-- START Records provided --

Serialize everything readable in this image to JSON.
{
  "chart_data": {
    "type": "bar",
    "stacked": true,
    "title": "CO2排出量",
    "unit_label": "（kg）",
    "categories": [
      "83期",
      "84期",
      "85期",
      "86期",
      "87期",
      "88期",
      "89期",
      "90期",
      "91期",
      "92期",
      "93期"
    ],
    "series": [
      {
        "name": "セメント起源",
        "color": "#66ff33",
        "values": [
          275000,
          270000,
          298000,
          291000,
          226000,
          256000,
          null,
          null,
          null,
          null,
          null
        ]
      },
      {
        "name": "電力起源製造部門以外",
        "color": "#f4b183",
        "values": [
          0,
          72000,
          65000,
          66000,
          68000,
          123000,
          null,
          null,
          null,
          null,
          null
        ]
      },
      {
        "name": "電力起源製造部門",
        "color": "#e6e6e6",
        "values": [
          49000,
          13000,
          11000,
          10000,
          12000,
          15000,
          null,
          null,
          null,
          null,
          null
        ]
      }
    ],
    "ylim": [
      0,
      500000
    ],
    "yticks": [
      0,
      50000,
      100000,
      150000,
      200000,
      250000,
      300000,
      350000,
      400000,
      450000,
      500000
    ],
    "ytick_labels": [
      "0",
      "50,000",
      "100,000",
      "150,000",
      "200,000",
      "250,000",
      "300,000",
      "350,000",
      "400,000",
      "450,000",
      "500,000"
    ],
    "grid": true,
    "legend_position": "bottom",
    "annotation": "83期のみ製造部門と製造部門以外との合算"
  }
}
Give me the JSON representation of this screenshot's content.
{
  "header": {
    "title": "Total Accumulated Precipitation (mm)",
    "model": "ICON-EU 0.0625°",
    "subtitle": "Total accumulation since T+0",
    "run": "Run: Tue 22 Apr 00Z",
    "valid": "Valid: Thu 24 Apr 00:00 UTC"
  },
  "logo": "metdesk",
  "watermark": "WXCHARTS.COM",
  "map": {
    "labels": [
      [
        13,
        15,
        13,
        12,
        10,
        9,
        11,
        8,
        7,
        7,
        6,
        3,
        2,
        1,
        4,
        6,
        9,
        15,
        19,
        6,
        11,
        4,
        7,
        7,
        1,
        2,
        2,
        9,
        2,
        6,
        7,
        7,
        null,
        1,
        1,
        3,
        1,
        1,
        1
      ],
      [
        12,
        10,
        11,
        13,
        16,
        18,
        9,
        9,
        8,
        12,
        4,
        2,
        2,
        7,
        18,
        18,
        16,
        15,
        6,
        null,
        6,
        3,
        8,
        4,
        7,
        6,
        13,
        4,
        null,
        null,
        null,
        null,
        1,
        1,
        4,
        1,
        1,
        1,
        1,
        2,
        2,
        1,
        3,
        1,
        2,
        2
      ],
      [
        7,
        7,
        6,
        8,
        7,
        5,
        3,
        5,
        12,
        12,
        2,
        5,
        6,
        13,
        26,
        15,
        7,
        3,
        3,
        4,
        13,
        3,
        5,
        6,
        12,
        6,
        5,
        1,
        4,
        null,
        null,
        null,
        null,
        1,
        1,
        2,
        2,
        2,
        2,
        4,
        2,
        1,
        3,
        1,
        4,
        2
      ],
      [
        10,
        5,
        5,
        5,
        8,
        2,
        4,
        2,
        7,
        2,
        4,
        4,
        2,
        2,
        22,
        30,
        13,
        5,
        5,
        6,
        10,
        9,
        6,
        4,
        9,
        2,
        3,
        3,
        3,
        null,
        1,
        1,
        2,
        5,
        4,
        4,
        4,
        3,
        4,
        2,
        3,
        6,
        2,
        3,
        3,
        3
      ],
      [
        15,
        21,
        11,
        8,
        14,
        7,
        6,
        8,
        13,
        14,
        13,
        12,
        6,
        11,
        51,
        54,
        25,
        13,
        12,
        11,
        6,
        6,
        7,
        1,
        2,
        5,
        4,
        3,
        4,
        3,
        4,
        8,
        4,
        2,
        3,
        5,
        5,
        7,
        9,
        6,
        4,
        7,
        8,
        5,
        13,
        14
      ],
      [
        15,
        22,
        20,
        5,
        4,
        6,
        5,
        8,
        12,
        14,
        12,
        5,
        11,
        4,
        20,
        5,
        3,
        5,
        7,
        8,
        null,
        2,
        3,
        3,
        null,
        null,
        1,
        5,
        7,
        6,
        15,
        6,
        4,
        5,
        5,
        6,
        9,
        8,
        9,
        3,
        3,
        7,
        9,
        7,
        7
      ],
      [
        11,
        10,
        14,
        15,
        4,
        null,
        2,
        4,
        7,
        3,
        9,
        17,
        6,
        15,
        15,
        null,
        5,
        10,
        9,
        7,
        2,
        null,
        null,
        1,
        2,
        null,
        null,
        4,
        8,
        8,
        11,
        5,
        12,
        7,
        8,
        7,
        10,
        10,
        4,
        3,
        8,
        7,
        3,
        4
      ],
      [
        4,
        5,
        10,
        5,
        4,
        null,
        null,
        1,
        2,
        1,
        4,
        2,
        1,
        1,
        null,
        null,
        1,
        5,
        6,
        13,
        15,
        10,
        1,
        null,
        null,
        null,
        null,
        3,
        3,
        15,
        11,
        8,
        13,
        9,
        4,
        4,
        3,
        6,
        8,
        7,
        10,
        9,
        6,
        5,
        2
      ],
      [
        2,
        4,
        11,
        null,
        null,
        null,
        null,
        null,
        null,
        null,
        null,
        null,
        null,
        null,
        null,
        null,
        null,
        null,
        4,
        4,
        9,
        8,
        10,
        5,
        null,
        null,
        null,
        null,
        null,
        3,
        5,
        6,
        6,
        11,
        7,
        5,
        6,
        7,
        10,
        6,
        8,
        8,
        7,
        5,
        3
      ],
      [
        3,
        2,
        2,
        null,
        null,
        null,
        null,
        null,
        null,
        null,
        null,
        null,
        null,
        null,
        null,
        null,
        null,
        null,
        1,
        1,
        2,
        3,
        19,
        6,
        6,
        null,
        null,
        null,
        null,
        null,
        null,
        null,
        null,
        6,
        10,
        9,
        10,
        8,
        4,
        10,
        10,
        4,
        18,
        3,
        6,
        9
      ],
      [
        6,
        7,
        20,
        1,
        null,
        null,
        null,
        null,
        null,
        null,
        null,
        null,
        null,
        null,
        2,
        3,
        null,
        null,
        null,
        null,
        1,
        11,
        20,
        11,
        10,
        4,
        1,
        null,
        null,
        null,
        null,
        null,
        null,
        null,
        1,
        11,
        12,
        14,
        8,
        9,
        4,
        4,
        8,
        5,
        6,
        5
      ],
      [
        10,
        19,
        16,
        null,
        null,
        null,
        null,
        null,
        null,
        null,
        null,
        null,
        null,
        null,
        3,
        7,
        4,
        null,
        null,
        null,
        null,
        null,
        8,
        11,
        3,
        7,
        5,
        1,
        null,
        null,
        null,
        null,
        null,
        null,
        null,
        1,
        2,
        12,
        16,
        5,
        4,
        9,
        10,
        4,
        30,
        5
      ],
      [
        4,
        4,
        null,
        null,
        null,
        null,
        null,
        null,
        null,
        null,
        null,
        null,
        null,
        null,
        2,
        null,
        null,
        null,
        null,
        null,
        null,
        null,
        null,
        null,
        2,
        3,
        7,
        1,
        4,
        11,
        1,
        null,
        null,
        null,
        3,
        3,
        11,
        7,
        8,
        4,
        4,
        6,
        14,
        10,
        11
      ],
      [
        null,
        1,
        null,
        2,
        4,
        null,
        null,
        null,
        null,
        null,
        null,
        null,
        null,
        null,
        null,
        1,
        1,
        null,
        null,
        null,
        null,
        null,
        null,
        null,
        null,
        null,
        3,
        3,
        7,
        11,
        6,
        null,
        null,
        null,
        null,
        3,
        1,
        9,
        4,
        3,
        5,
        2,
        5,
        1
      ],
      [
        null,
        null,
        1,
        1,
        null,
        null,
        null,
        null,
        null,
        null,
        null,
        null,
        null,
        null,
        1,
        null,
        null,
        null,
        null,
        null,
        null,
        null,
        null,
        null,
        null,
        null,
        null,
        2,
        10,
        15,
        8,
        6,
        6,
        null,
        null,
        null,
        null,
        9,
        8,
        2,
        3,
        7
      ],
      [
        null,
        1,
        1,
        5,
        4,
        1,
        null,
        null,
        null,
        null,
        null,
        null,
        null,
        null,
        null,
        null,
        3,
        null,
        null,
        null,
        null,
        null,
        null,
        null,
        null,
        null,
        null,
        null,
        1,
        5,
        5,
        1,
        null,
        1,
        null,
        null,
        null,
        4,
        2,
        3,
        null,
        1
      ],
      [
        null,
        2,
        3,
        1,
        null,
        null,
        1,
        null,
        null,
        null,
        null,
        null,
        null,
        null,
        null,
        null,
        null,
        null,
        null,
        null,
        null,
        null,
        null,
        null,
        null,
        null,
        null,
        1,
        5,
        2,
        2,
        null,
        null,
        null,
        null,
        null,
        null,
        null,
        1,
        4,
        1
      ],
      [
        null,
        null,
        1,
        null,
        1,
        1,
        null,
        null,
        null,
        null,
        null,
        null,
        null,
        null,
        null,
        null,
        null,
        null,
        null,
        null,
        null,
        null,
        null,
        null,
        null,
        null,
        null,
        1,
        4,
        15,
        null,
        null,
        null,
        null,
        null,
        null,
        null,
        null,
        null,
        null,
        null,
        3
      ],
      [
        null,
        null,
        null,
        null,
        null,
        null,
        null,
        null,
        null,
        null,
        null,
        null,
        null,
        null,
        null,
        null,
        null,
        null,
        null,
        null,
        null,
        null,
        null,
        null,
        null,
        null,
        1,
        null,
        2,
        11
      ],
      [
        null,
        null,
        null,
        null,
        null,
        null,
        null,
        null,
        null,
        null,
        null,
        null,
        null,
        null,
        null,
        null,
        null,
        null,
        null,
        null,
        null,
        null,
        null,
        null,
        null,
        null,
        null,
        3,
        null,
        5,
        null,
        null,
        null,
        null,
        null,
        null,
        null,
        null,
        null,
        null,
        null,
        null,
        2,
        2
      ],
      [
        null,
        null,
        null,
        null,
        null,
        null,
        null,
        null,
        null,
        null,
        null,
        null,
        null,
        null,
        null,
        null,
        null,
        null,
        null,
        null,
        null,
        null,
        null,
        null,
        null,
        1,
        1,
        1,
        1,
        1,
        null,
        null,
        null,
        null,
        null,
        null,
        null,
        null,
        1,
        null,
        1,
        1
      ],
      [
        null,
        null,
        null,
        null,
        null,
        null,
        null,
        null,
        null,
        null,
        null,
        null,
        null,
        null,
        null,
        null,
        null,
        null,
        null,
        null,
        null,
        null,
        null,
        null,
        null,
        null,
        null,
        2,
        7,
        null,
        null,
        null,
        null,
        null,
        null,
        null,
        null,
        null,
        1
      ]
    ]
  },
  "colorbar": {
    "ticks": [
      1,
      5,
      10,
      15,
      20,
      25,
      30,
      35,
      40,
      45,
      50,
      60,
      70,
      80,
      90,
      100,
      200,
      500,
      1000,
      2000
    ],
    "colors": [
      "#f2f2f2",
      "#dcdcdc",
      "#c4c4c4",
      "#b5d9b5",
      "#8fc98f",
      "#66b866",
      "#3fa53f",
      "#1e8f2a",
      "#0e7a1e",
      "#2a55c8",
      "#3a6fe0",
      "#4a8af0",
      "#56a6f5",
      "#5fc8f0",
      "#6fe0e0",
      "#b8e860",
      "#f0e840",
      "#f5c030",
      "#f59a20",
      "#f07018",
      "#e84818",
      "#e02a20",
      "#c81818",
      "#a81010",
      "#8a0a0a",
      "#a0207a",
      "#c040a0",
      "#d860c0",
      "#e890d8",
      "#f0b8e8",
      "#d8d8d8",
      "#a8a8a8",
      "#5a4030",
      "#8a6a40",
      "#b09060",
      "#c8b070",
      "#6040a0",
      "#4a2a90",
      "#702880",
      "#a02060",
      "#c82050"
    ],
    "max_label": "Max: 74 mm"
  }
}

-- END Records provided --

■ Your task
Collect each line of the entries that has the word "JSON", copying it in full.

■ Expected answer
Serialize everything readable in this image to JSON.
Give me the JSON representation of this screenshot's content.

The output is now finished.